Extracted text:
** start **

English Amiga Board


Go Back   English Amiga Board > Coders > Coders. Asm / Hardware

 
 
Thread Tools
Old 15 June 2022, 15:49   #1
VladR
Registered User
 
Join Date: Dec 2019
Location: North Dakota
Posts: 741
OCS Blitter Speed (FrameBuffer Clear)

How much of a frame time [in %] on NTSC OCS does it take for Blitter to clear:
1 Bitplane
2 Bitplanes
4 Bitplanes
6 Bitplanes

Each BP being (320x200) = 8,000 Bytes.

From a quick search it would appear that Blitter on OCS is apparently slower than CPU version, but if that is the case it wouldn't be a huge issue for me because I could simply run other parts of 3D pipeline in parallel (like I do on Jaguar where I initiate the clear at beginning of the frame and in parallel do 3D transform and clipping).

Of course, in a 6-BP EHB Mode I might not get many cycles for parallel execution, but it should still be faster in the end (meaning, if I lock framerate to 20 fps, I should still finish everything faster when working in parallel compared to a slightly faster CPU clear).
VladR is offline  
Old 15 June 2022, 15:54   #2
VladR
Registered User
 
Join Date: Dec 2019
Location: North Dakota
Posts: 741
I just found this:
Thread: https://eab.abime.net/showthread.php?t=103515
Quote:
Originally Posted by BigT View Post
I was messing around with clearing a single bitplane in ASM on A500 OCS ie 320x256=10240 bytes. My findings were as follows:

Code:
178 scanlines  clr.l    (a0)+ dbra loop - 
118 scanlines  clr.l    (a0)+ dbra loop unrolled x16 clr.l statements - 
 73 scanlines  move.l    d1,(a0)+  unrolled x16 - 
 56 scanlines  movem.l    d1-d6/a2-a3,-(a0) unrolled x2 - 
 50 scanlines  blitter D channel clear - 
 27 scanlines  Blitter D + movem.l combination -
What I was most surprised by was how close in performance a movem.l operation was to the blitter. I had always thought the blitter was much faster....
VladR is offline  
Old 15 June 2022, 15:58   #3
VladR
Registered User
 
Join Date: Dec 2019
Location: North Dakota
Posts: 741
So, if it takes 50 scanlines out 256 to clear 10,240 Bytes, then for 6 BPs in EHB, it would take:
6 * 8,000 [Bytes] = 48,000 Bytes
48,000 / 10,240 = 4.6875

4.6875 * 50 [scanlines] = 234.375 scanlines

234.375 scanlines - that's basically almost entire frame - like 235/256 = ~92% of frame time ?


Does that sound about right that it would actually take that long just to clear FrameBuffer ?

The Use case here is a 3D starfield - I am wondering where exactly is the threshold where it still makes performance sense to just erase last-frame's stars instead of brute-force clear.
Approach 1: BruteForce FB Clear - much faster DrawPixel version (that does not do AND masking), but gives us advantage of drawing anything else (as it will be cleared next frame autoamtically)
Approach 2: No FB Clear - much slower DrawPixel version with AND masking, plus we have to clear last frame's pixels - effectively ~halving pixel throughput (but gaining the time it would take the clear FB)

Depending on the benchmark numbers, the final scene complexity will quite differ and I am quite curious about the numbers for each approach (and the threshold).

** end **

Stored data:
** start **

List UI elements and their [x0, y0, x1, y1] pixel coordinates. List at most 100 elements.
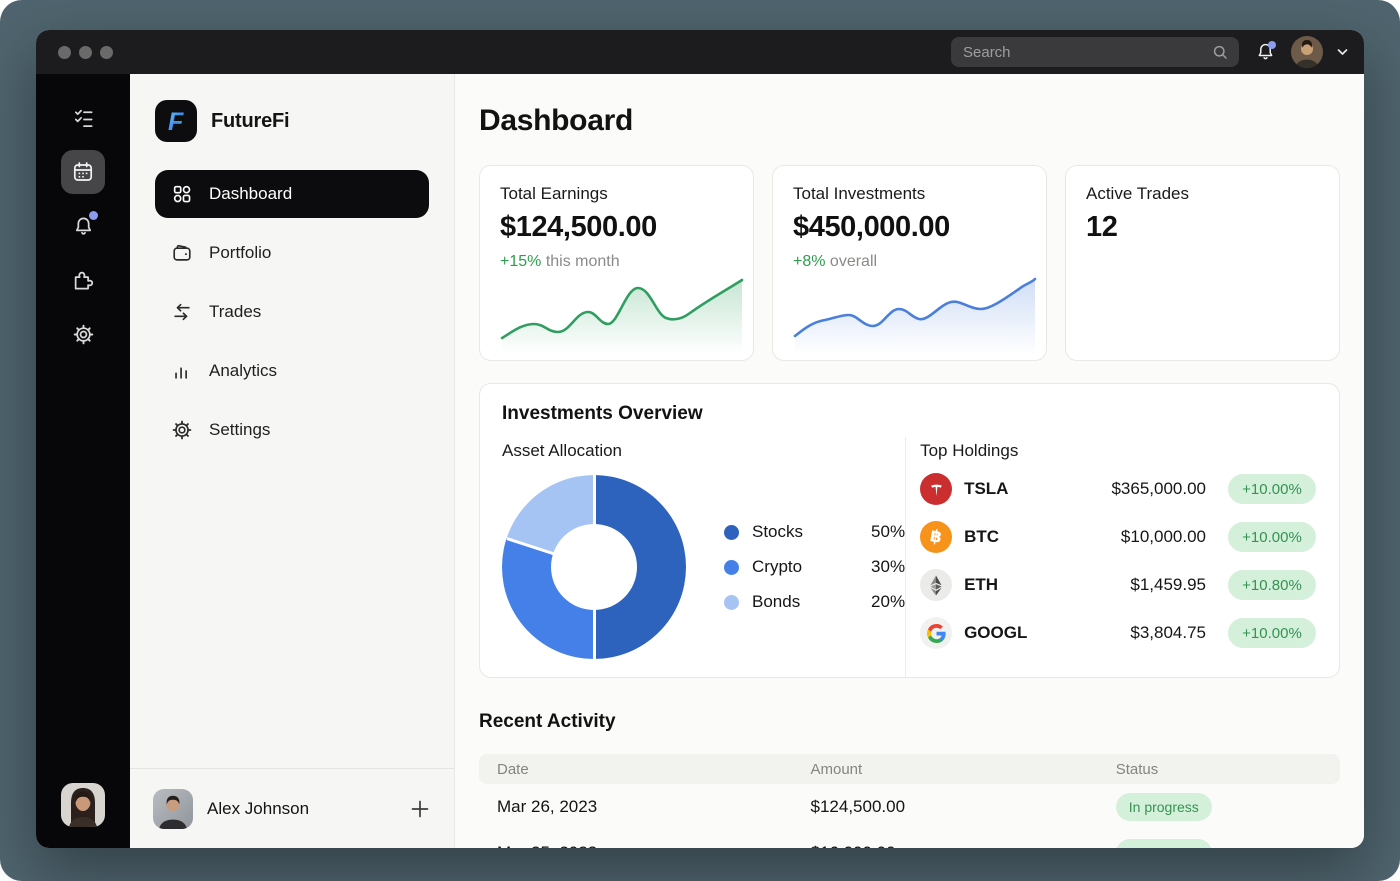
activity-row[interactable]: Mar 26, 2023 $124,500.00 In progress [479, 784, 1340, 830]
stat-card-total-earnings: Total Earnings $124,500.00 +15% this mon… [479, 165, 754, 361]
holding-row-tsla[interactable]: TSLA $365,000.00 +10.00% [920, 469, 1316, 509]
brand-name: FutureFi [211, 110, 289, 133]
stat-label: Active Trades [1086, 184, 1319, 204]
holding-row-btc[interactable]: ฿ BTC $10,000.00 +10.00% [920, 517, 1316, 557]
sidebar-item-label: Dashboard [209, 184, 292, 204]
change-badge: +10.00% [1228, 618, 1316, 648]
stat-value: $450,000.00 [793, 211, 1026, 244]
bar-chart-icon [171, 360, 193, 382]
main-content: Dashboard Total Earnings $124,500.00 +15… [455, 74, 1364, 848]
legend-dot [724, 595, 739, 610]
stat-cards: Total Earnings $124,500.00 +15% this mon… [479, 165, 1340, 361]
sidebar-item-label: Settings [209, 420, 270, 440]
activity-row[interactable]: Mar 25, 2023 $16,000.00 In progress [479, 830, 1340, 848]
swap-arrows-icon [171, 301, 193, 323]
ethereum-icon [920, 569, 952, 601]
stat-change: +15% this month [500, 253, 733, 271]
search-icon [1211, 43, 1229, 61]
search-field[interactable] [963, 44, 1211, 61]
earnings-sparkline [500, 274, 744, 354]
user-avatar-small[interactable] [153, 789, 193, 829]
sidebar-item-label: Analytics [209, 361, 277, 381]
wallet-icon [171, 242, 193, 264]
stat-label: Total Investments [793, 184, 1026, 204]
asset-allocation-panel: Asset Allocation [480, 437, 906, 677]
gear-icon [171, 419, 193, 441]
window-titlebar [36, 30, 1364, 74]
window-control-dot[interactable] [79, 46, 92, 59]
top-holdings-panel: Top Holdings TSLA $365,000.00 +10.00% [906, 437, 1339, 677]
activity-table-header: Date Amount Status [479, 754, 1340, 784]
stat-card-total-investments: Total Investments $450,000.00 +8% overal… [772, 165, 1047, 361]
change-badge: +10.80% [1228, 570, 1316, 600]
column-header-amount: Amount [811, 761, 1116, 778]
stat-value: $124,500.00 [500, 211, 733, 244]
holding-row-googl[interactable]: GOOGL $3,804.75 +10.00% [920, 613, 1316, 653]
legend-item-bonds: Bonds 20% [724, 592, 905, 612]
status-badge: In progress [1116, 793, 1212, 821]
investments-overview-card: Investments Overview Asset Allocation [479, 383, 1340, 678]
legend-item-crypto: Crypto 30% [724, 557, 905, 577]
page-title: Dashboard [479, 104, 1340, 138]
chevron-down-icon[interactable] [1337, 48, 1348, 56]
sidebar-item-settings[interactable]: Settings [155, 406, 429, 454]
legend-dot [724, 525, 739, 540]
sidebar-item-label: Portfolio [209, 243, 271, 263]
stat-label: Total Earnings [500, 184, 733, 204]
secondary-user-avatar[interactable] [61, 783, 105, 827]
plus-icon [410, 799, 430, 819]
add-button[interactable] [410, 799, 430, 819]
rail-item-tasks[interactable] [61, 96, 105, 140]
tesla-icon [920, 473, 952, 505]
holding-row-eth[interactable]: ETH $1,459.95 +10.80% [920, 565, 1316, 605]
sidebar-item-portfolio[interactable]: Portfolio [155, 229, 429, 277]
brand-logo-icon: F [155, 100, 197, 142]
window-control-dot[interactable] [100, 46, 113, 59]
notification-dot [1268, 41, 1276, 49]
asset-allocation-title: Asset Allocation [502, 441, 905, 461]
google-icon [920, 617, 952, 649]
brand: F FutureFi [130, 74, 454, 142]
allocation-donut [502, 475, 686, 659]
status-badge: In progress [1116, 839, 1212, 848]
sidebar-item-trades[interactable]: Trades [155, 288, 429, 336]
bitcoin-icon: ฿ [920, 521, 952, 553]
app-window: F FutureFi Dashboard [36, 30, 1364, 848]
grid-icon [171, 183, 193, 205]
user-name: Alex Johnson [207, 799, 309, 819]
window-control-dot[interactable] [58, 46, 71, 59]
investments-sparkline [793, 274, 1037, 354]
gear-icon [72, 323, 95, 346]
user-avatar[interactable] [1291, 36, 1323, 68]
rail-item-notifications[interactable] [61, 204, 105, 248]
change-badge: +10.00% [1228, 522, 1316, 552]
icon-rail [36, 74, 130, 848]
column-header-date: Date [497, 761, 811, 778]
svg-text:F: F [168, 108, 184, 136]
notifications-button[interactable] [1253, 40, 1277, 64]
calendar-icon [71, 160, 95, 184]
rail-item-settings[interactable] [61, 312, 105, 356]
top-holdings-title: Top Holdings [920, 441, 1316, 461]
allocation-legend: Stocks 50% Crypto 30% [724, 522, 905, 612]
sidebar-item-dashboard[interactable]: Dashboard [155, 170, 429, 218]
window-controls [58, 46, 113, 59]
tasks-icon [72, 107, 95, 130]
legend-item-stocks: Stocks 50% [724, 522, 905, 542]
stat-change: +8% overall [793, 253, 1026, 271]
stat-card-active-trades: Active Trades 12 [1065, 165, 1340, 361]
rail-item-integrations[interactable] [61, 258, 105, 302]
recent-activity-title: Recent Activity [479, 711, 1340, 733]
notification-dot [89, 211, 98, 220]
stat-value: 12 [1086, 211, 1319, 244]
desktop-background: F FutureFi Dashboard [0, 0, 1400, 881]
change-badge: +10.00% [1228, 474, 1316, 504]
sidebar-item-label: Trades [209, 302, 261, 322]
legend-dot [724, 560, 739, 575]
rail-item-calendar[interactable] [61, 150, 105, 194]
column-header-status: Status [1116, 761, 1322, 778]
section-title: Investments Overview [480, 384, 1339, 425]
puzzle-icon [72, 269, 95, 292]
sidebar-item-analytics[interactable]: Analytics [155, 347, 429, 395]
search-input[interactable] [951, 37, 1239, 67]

** end **

Written request A:
Answer these from the forum thread on OCS blitter speed:
(i) How many bytes is each 320x200 bitplane said to take?
(ii) In the quoted findings, how many scanlines did the "blitter D channel clear" take?
(iii) What framerate does the poster mention locking to?
Written request B:
Write the next part of the forum thread on OCS blitter speed, starting after its last sentence.

Exercise result A:
(i) 8,000 bytes.
(ii) 50 scanlines.
(iii) 20 fps.

Exercise result B:
VladR is offline  
Old 15 June 2022, 17:48   #4
a/b
Registered User
 
Join Date: Jun 2016
Location: europe
Posts: 1,039
Blitter clear if good if you can do it 100% in parallel and never have to wait for it to finish. Otherwise, cpu+blitter split is faster. Blitclear is 0 sources, 1 destination, so it has an idle state when it's supposed to read, and it's not running at full speed like it would with 1+ sources, meaning there could be some unused dma slots depending on what the cpu and other dma are doing.
Best would be to benchmark it against cpu dot clear, I'd guess. Another option is adaptive approach, if you're under a certain number of stars you clear them individually with cpu, otherwise blit and/or cpu clear.
a/b is online now  
Old 15 June 2022, 20:05   #5
VladR
Registered User
 
Join Date: Dec 2019
Location: North Dakota
Posts: 741
Quote:
Originally Posted by a/b View Post
Blitter clear if good if you can do it 100% in parallel and never have to wait for it to finish. Otherwise, cpu+blitter split is faster.
Yeah, I don't think I should have to wait for Blitter, because at the very least, I have 2 full frames worth of work (maybe 3 -> 20 fps).
As long as there are no framedrops, 20 fps is plenty smooth. But there must be enough performance buffer for the worst CPU spikes (worst clipping scenarios plus AI spike)...

What I'm realizing right now is that with 6 Bitplanes, even Blitter will be affected by DMA (though it still has higher priority than CPU), so it might even take longer than ~93% of frame time to clear all 6 BPs ?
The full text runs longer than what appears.